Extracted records
________
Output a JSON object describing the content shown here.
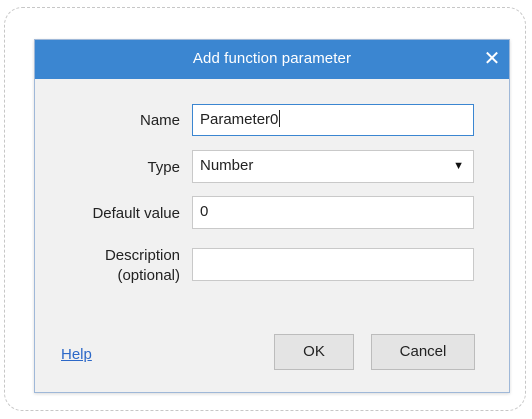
{
  "dialog": {
    "title": "Add function parameter",
    "close_symbol": "✕"
  },
  "fields": {
    "name": {
      "label": "Name",
      "value": "Parameter0"
    },
    "type": {
      "label": "Type",
      "value": "Number",
      "arrow": "▼"
    },
    "default_value": {
      "label": "Default value",
      "value": "0"
    },
    "description": {
      "label_line1": "Description",
      "label_line2": "(optional)",
      "value": ""
    }
  },
  "footer": {
    "help_label": "Help",
    "ok_label": "OK",
    "cancel_label": "Cancel"
  },
  "colors": {
    "titlebar": "#3b86d1",
    "link": "#2c68c8"
  },
  "icons": {
    "close": "close-icon",
    "dropdown": "chevron-down-icon"
  }
}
________
Aim - Can the entries above be repeated exactly, without their pictures?

Solution for this task -
Output a JSON object describing the content shown here.
{
  "dialog": {
    "title": "Add function parameter",
    "close_symbol": "✕"
  },
  "fields": {
    "name": {
      "label": "Name",
      "value": "Parameter0"
    },
    "type": {
      "label": "Type",
      "value": "Number",
      "arrow": "▼"
    },
    "default_value": {
      "label": "Default value",
      "value": "0"
    },
    "description": {
      "label_line1": "Description",
      "label_line2": "(optional)",
      "value": ""
    }
  },
  "footer": {
    "help_label": "Help",
    "ok_label": "OK",
    "cancel_label": "Cancel"
  },
  "colors": {
    "titlebar": "#3b86d1",
    "link": "#2c68c8"
  },
  "icons": {
    "close": "close-icon",
    "dropdown": "chevron-down-icon"
  }
}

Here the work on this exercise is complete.